WRITTEN TASK: Report all lines from the entries below in which "请回忆一次你参与气象相关团队项目的经历" appears.

INFORMATION SHOWN:
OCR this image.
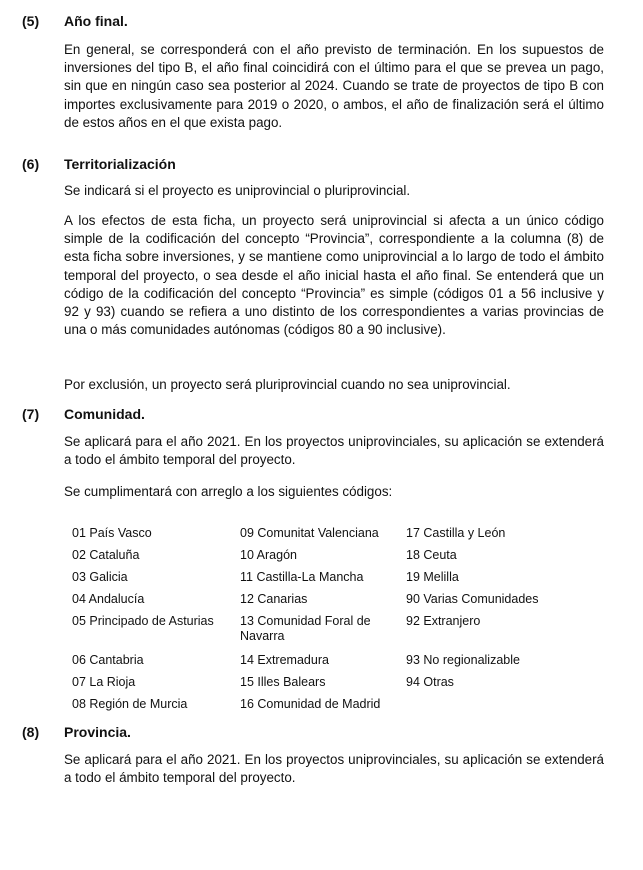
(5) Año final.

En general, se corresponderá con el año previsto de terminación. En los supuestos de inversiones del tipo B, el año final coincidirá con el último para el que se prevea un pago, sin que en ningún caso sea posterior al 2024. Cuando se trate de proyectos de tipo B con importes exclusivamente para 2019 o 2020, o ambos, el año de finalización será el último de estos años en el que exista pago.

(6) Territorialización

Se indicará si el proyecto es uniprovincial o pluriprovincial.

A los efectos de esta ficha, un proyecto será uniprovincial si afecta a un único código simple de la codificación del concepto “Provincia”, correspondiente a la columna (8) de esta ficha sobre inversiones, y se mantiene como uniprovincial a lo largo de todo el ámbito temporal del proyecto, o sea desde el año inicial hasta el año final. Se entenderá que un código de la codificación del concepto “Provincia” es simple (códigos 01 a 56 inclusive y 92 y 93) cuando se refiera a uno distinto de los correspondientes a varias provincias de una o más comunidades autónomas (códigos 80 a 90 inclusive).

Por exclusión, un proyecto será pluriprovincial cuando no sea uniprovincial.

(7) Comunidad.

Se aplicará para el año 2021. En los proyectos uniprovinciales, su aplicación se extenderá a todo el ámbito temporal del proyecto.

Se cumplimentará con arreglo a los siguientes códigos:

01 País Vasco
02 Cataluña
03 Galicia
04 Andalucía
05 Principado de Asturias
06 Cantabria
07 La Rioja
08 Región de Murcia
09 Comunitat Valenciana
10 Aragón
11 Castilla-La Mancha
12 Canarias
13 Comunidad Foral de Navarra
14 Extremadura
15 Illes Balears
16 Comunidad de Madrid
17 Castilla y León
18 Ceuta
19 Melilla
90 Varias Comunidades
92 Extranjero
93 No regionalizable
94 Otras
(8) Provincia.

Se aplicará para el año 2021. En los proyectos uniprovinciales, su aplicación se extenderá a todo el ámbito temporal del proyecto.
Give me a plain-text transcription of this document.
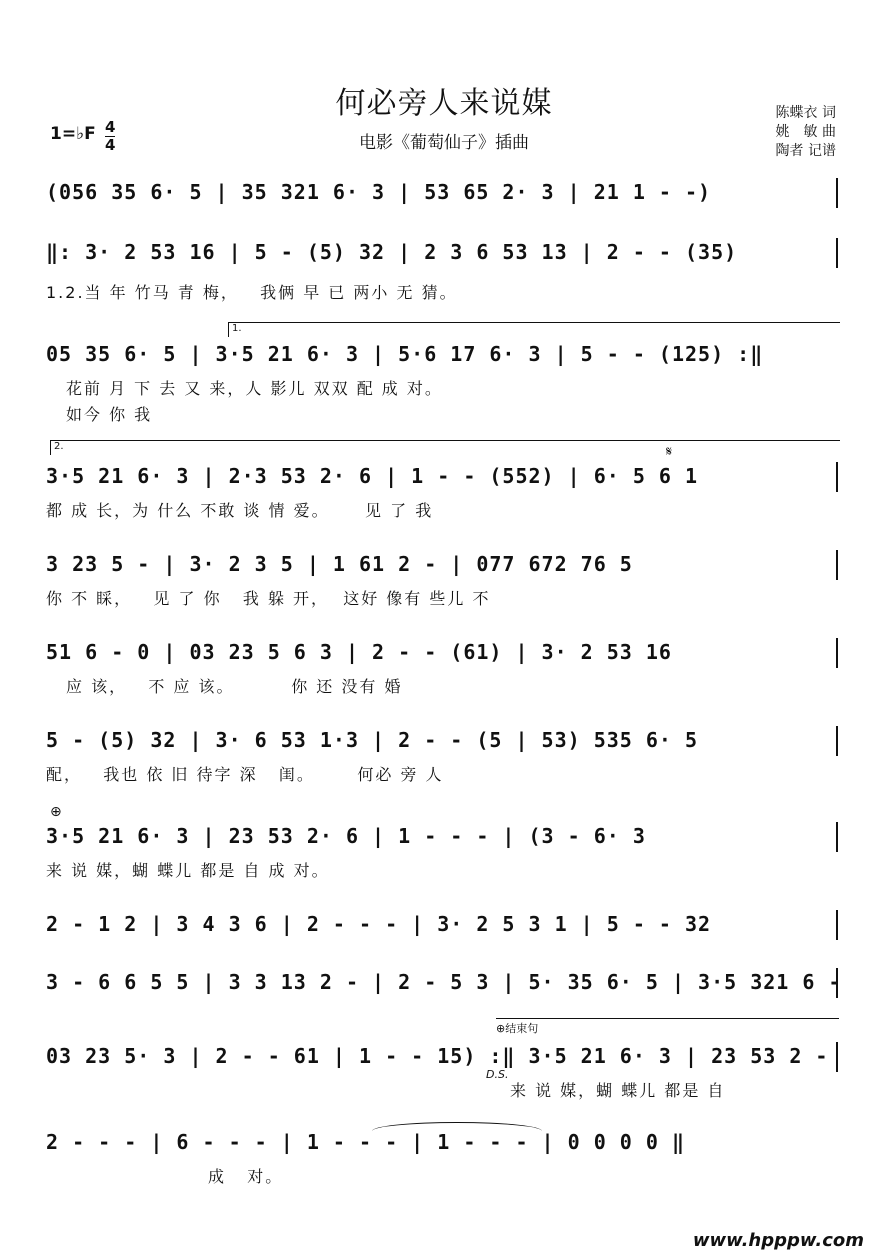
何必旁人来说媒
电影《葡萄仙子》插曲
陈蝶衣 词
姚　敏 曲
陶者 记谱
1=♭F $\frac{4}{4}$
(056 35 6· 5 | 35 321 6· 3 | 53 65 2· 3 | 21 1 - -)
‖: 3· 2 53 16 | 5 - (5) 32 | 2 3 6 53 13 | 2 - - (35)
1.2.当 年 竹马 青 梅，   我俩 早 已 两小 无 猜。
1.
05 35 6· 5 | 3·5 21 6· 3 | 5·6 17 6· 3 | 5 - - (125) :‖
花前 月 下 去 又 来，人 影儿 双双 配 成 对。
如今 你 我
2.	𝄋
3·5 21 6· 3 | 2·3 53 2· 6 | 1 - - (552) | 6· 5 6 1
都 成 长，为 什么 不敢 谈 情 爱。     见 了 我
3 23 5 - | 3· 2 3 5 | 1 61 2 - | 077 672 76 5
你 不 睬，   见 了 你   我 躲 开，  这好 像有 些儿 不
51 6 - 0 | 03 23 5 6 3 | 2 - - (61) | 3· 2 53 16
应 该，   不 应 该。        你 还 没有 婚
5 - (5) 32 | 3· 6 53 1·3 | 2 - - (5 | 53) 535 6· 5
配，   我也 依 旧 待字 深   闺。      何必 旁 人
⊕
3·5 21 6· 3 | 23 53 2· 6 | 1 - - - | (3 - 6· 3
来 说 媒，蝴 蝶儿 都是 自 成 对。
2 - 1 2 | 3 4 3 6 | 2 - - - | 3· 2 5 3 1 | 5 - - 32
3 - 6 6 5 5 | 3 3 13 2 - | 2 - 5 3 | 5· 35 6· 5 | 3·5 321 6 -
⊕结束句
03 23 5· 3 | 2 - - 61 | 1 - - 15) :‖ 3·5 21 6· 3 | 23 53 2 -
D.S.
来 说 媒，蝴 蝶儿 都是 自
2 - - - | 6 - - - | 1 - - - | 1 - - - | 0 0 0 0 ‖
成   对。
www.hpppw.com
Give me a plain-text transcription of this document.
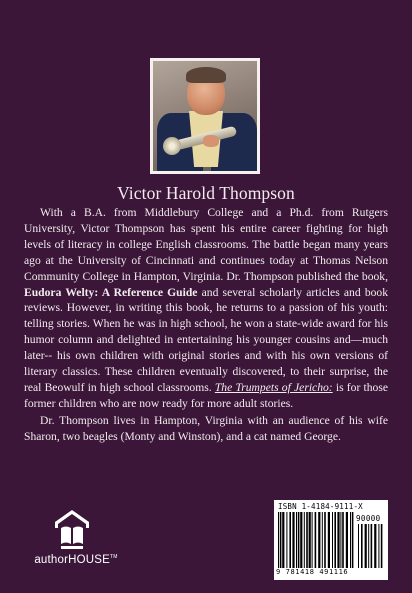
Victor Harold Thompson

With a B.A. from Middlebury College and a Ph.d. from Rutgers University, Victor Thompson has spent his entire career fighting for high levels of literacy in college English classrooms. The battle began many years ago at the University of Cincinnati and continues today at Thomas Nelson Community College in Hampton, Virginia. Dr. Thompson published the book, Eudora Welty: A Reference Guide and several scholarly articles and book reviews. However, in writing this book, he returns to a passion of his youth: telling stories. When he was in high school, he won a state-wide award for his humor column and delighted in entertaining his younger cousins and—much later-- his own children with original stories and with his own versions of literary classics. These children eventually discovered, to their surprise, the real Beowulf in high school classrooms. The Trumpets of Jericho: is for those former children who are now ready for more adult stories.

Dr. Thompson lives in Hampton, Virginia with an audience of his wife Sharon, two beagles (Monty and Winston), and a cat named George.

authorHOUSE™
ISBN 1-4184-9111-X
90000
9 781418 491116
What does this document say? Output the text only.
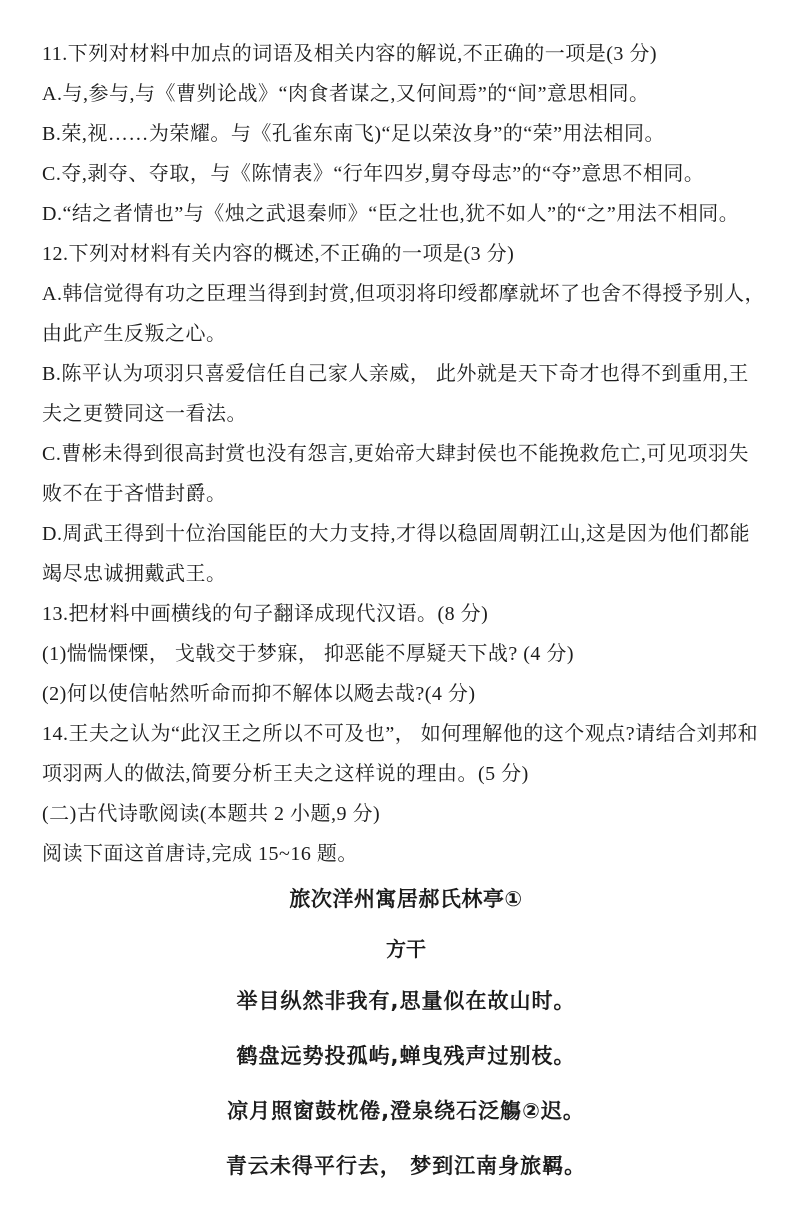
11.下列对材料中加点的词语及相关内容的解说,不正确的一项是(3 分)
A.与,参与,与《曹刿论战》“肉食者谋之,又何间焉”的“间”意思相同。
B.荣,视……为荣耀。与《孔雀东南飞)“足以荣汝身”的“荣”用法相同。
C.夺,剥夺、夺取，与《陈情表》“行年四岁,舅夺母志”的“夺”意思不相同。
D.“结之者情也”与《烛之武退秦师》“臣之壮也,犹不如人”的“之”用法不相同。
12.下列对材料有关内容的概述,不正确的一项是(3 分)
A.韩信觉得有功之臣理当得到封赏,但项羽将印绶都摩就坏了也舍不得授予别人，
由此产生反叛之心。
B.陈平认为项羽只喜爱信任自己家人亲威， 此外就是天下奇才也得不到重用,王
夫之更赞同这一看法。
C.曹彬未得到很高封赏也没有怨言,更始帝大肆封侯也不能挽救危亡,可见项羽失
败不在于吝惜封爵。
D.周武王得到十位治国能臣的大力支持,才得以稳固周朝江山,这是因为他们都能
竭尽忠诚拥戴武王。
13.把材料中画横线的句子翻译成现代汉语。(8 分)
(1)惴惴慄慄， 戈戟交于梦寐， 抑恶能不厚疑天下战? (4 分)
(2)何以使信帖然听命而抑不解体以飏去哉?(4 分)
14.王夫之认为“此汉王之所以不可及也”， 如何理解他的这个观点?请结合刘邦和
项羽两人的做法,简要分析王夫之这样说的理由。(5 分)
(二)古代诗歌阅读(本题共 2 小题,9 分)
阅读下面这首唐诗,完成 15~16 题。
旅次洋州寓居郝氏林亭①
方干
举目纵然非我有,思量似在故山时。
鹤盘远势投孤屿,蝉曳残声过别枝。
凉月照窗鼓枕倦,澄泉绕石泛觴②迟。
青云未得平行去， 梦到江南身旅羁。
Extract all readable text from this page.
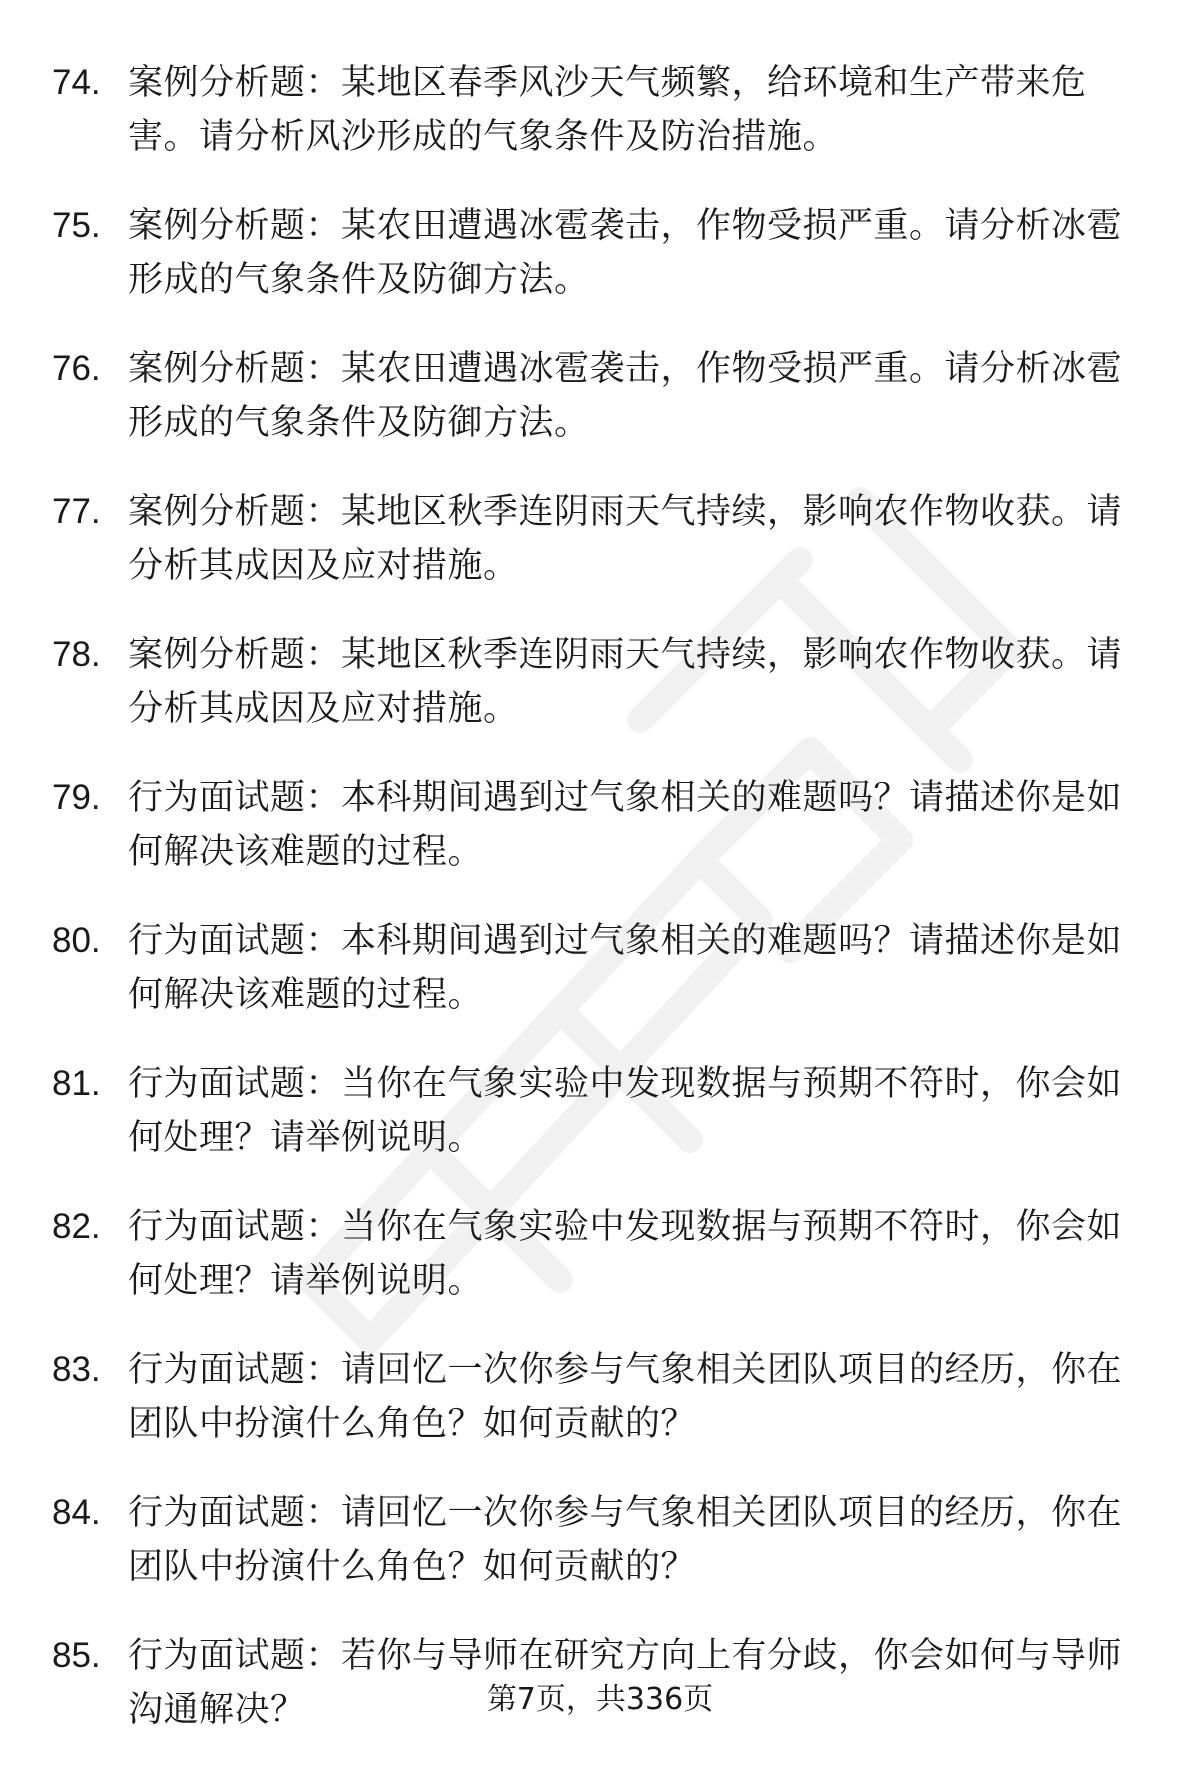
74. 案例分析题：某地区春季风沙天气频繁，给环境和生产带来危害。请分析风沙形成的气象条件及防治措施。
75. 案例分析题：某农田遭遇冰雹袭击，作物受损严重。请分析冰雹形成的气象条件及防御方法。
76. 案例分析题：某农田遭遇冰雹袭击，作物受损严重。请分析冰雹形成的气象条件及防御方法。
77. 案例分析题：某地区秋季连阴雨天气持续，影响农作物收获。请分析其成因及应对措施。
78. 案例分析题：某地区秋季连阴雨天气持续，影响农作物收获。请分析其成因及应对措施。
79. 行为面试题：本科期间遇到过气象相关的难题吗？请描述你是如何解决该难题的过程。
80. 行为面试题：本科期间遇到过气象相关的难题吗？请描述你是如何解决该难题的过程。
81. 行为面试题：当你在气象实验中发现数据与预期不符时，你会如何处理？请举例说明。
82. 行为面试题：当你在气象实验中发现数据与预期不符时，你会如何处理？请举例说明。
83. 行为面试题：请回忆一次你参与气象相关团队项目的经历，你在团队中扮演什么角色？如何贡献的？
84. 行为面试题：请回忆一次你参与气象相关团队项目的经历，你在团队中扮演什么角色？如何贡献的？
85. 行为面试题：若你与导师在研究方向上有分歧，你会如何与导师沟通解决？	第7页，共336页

WRITTEN RESPONSE:
83. 行为面试题：请回忆一次你参与气象相关团队项目的经历，你在团队中扮演什么角色？如何贡献的？
84. 行为面试题：请回忆一次你参与气象相关团队项目的经历，你在团队中扮演什么角色？如何贡献的？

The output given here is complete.